Saved entries.
::::
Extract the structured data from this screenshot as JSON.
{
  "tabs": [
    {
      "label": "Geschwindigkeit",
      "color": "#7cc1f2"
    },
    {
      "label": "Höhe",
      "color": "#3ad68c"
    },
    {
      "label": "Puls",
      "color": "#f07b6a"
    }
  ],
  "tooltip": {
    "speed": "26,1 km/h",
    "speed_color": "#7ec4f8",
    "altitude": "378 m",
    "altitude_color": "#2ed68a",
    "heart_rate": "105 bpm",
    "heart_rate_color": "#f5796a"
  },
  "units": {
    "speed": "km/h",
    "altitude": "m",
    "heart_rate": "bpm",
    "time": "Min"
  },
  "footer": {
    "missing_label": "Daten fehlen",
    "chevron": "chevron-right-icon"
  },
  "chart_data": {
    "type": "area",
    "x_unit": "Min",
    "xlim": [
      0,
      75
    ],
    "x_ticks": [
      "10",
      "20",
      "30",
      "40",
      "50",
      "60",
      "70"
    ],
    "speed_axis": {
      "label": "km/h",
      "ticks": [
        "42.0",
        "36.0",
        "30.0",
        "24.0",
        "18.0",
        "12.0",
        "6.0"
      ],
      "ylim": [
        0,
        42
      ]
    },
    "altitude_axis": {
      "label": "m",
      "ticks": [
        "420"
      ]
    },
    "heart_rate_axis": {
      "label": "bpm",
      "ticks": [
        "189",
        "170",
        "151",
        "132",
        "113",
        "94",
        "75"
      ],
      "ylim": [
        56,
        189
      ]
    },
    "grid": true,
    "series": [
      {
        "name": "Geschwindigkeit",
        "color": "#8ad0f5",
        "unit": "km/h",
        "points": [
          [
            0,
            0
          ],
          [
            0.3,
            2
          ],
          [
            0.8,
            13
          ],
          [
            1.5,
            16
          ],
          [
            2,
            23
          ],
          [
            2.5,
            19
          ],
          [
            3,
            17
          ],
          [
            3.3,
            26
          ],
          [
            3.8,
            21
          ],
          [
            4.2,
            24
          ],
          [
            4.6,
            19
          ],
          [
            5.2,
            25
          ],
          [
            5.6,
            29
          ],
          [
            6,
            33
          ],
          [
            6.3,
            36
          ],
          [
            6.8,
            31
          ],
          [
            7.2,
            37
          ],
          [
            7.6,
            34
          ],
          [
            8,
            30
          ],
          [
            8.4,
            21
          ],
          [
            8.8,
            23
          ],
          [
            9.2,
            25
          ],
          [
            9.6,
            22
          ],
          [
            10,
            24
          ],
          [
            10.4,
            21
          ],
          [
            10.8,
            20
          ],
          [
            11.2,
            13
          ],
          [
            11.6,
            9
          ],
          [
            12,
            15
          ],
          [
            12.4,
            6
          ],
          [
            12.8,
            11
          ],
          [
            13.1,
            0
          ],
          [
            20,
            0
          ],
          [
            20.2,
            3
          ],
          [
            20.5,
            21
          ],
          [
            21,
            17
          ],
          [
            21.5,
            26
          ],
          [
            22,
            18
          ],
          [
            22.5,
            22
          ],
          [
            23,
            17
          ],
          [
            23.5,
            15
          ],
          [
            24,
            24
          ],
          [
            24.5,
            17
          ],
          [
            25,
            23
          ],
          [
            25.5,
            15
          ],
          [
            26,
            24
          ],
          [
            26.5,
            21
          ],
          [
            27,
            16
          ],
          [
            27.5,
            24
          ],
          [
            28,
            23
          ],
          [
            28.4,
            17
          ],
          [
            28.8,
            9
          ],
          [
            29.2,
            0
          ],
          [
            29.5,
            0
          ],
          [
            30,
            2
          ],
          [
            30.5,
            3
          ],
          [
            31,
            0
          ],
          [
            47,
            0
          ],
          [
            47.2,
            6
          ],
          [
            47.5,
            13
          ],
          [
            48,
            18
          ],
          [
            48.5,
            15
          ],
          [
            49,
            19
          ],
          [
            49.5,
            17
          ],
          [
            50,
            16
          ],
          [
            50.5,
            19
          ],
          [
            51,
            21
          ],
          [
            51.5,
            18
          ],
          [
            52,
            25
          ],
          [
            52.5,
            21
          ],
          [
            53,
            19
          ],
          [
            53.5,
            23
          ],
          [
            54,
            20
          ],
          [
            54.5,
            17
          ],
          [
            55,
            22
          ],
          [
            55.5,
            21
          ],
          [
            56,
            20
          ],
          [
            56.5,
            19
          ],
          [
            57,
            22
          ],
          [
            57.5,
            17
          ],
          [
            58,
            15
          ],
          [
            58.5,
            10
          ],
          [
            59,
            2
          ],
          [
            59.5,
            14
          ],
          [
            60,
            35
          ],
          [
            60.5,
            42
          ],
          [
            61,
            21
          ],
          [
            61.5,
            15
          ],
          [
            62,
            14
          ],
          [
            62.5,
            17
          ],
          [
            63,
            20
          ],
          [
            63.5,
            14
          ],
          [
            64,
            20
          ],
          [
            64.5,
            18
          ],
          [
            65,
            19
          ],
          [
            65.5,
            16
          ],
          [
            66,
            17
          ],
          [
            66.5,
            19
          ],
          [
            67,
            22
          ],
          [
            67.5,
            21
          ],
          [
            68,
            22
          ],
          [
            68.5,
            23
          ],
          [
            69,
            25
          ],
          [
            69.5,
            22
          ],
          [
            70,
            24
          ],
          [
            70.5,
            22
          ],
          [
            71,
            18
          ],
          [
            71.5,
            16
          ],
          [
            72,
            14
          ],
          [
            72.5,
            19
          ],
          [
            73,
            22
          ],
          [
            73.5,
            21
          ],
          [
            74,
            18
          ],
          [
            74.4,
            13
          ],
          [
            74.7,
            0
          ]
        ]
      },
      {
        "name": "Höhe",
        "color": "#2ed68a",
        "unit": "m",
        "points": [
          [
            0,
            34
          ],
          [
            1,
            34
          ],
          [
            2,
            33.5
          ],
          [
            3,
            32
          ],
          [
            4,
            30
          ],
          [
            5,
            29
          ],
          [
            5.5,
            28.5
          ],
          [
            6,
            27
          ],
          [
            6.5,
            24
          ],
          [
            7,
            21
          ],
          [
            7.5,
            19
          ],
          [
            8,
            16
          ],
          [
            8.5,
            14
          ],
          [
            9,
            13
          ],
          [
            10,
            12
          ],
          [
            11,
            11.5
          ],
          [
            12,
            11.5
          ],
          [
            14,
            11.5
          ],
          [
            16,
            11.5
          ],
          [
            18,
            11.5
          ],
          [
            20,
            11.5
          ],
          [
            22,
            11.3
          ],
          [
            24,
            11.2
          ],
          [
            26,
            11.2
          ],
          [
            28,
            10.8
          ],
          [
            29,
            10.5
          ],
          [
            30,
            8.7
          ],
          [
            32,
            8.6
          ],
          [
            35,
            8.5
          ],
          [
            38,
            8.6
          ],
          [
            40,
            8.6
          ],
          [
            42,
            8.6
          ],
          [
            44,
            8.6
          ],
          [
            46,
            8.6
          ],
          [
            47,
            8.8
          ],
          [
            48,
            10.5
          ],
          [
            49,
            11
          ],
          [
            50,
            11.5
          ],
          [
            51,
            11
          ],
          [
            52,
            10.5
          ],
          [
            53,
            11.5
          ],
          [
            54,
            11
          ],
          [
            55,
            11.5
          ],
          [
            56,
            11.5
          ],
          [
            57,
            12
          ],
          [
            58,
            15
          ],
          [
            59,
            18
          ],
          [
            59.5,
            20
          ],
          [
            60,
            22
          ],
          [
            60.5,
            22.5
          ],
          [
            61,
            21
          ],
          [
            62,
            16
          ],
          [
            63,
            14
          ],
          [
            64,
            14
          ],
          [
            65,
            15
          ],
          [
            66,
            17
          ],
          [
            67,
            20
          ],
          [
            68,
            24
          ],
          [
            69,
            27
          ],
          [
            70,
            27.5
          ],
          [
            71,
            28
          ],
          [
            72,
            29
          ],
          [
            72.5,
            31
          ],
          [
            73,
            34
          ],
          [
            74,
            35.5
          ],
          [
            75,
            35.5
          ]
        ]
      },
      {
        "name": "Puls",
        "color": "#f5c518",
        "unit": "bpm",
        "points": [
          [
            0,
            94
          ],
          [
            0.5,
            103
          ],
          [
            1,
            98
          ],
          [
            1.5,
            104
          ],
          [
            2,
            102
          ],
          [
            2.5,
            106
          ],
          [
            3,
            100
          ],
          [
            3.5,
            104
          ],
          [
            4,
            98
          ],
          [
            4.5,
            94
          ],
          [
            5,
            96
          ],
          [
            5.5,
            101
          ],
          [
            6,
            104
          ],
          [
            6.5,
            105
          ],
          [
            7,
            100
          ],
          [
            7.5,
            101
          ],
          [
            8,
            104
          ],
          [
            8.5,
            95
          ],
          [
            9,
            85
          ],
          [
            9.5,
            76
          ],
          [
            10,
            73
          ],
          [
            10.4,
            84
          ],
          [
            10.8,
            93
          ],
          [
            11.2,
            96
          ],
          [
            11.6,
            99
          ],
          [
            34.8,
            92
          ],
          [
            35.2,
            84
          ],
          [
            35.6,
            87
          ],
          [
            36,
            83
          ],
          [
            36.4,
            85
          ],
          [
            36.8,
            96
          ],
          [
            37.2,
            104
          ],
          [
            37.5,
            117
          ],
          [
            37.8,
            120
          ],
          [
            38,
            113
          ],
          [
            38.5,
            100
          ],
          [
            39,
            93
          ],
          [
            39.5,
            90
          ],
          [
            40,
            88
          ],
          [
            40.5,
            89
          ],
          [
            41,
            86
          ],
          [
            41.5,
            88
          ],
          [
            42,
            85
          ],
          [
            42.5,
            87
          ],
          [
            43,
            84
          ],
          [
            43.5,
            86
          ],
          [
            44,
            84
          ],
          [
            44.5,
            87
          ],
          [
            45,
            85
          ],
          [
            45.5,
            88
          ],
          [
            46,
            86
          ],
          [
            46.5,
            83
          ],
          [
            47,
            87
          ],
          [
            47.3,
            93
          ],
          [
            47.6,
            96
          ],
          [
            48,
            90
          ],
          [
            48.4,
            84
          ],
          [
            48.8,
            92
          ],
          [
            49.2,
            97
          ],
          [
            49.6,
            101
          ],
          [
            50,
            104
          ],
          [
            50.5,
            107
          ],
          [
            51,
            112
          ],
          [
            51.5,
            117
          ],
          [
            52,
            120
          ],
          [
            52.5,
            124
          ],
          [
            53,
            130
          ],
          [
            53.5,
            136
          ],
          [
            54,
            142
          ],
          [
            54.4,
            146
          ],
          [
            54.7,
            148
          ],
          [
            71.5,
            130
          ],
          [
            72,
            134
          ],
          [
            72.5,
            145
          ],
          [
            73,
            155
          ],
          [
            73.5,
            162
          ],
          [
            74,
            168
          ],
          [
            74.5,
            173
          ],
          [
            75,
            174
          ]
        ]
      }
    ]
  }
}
::::
EXERCISE. Find the word "Geschwindigkeit" in the entries, and copy every line it shows up in.

RESULT BELOW.
      "label": "Geschwindigkeit",
        "name": "Geschwindigkeit",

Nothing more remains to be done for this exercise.